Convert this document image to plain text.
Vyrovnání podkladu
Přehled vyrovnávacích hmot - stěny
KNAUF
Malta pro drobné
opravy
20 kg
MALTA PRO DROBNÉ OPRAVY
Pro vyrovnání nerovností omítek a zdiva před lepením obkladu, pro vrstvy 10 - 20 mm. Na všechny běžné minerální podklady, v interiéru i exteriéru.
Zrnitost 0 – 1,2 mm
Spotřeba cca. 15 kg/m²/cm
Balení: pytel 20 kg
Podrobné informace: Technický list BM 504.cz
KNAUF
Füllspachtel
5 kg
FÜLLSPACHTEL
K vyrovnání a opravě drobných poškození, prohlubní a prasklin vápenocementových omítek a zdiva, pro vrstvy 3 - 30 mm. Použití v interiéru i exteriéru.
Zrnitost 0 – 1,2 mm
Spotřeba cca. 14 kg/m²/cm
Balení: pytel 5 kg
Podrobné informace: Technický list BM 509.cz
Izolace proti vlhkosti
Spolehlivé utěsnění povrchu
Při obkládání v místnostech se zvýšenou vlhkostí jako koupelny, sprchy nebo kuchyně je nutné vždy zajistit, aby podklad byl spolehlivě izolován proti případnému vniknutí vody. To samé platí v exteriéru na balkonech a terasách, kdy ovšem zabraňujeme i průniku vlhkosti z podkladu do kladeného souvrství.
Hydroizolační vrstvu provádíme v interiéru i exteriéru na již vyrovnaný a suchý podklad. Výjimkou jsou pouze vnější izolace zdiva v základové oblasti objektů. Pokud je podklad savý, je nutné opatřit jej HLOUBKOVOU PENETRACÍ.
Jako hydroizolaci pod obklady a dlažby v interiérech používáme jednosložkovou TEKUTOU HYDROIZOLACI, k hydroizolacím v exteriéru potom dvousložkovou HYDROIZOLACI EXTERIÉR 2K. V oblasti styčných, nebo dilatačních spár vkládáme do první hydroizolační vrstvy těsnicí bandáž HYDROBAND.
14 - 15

● Your instructions:
Copy out every line holding the string "proti".

● Output of the task:
Izolace proti vlhkosti
Při obkládání v místnostech se zvýšenou vlhkostí jako koupelny, sprchy nebo kuchyně je nutné vždy zajistit, aby podklad byl spolehlivě izolován proti případnému vniknutí vody. To samé platí v exteriéru na balkonech a terasách, kdy ovšem zabraňujeme i průniku vlhkosti z podkladu do kladeného souvrství.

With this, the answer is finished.